* EXERCISE AIM:
Determine which lines of the records include the word "type", and copy them.
++++ TASK MATERIAL ++++
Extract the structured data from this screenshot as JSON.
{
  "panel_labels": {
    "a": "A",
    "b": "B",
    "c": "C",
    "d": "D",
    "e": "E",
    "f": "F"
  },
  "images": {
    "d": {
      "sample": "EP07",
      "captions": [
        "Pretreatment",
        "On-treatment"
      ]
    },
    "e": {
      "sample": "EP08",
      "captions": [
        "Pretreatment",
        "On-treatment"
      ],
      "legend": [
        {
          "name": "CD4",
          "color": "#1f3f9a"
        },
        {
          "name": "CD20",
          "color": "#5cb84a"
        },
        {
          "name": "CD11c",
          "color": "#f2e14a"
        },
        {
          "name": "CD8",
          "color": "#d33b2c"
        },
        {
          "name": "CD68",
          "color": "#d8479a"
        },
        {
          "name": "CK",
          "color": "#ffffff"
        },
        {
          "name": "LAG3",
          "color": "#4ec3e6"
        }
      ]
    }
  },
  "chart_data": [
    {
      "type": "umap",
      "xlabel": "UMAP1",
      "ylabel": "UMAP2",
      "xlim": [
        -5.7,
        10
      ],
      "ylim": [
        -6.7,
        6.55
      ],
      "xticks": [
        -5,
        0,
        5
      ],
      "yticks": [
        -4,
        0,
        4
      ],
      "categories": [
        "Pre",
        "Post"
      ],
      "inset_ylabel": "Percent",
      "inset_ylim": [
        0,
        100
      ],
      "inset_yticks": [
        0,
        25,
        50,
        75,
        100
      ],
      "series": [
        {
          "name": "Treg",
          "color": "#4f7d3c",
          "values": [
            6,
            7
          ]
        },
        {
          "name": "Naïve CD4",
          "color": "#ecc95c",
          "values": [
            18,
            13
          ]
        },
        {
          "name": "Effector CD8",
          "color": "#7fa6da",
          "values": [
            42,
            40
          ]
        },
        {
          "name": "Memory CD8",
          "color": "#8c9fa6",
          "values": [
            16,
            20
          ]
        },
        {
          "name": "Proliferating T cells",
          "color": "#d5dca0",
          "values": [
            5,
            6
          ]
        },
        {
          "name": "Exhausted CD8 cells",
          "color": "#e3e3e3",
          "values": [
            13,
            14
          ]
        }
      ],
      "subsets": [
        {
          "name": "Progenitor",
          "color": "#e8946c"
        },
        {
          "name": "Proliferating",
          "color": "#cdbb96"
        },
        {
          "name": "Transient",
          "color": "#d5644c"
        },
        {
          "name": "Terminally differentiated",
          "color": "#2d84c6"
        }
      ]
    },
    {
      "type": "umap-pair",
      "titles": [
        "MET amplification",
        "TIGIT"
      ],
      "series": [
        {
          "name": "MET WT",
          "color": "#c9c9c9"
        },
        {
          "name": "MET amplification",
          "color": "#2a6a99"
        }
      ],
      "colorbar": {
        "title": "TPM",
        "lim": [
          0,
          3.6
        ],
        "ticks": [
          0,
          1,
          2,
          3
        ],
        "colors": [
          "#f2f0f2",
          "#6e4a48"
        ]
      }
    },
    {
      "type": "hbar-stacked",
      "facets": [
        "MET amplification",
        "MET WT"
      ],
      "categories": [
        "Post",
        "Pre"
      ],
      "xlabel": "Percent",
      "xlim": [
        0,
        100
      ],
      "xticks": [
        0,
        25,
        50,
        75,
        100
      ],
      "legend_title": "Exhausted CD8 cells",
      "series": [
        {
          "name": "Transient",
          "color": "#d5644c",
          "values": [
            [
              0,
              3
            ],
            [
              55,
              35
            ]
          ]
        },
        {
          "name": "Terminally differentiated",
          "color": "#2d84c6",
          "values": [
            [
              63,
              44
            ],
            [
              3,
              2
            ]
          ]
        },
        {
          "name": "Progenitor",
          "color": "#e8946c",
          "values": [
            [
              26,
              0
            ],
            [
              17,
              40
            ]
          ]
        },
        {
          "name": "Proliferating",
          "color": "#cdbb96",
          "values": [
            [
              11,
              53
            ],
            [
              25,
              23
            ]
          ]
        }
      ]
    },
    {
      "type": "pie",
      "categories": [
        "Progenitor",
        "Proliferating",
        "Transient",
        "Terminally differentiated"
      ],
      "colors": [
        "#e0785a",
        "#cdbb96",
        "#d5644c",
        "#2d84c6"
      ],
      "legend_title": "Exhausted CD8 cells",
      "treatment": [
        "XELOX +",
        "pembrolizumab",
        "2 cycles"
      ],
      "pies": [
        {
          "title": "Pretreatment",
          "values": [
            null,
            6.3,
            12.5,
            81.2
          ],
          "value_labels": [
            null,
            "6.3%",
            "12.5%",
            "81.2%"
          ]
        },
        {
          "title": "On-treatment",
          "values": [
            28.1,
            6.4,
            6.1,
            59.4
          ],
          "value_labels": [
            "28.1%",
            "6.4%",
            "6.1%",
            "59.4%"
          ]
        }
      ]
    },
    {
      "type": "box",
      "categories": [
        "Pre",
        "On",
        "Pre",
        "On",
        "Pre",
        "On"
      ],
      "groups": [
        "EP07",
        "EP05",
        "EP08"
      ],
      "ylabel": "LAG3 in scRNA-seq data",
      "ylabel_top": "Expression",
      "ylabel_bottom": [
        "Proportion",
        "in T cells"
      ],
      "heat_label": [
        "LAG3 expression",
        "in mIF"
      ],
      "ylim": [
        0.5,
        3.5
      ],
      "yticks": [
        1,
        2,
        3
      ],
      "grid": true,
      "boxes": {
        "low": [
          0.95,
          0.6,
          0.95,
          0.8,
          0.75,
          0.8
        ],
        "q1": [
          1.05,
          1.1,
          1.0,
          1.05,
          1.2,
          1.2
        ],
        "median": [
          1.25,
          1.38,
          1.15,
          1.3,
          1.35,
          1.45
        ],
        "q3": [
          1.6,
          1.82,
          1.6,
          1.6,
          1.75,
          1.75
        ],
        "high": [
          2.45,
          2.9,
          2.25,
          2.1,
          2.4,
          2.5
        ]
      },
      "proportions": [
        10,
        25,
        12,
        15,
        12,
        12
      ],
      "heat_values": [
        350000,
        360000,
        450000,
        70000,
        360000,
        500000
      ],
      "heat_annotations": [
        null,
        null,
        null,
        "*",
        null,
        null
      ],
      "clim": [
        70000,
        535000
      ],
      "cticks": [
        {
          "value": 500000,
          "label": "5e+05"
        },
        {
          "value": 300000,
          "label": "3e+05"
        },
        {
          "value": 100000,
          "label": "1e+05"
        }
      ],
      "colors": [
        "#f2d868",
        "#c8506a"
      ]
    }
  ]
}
++++
* SOLUTION TO THIS EXERCISE:
      "type": "umap",
      "type": "umap-pair",
      "type": "hbar-stacked",
      "type": "pie",
      "type": "box",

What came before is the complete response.